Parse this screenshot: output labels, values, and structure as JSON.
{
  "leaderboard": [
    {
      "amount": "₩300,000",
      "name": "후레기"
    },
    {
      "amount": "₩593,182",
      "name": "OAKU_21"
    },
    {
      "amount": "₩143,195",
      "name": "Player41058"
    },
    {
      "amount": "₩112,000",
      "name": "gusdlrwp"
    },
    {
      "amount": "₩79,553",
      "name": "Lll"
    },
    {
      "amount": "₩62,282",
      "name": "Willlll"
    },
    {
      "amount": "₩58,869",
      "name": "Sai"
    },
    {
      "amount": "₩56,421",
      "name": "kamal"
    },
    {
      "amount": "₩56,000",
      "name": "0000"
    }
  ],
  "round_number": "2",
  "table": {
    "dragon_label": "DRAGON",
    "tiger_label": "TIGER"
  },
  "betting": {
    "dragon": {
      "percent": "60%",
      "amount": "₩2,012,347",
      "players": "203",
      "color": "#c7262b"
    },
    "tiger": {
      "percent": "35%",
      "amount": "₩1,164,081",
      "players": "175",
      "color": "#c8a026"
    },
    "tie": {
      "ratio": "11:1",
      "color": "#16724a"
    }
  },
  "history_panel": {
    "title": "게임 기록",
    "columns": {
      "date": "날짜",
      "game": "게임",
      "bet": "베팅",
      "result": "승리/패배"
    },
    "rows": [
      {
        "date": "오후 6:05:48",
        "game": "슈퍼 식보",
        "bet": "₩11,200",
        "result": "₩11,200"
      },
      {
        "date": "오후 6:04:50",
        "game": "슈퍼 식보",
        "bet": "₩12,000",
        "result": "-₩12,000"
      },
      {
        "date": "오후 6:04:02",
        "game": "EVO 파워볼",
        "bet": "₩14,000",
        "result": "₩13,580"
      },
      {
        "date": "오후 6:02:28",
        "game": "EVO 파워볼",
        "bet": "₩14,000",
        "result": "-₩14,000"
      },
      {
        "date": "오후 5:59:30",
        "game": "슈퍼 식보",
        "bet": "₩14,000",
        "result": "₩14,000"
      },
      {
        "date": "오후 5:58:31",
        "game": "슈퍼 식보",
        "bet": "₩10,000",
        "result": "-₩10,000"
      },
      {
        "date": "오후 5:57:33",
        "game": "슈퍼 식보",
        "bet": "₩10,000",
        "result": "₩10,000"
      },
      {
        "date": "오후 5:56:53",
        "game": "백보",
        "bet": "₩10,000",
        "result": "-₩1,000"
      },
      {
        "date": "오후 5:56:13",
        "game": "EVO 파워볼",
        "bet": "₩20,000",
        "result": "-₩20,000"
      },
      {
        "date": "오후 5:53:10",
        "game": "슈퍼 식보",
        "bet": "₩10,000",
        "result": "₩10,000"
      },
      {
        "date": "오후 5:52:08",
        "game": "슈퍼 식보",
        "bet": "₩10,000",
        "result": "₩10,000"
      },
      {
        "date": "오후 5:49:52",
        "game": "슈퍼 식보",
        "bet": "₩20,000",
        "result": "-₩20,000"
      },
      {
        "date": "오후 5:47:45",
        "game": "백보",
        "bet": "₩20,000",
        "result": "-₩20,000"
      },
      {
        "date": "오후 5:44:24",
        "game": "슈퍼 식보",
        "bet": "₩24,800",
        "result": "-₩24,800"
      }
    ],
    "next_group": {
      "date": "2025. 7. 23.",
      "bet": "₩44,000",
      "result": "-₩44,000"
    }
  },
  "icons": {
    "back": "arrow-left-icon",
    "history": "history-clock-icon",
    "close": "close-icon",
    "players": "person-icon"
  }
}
++++++++++++++++++++
Identify the lines above that contain the word "players", then copy them.

_Solution for this task_
      "players": "203",
      "players": "175",
    "players": "person-icon"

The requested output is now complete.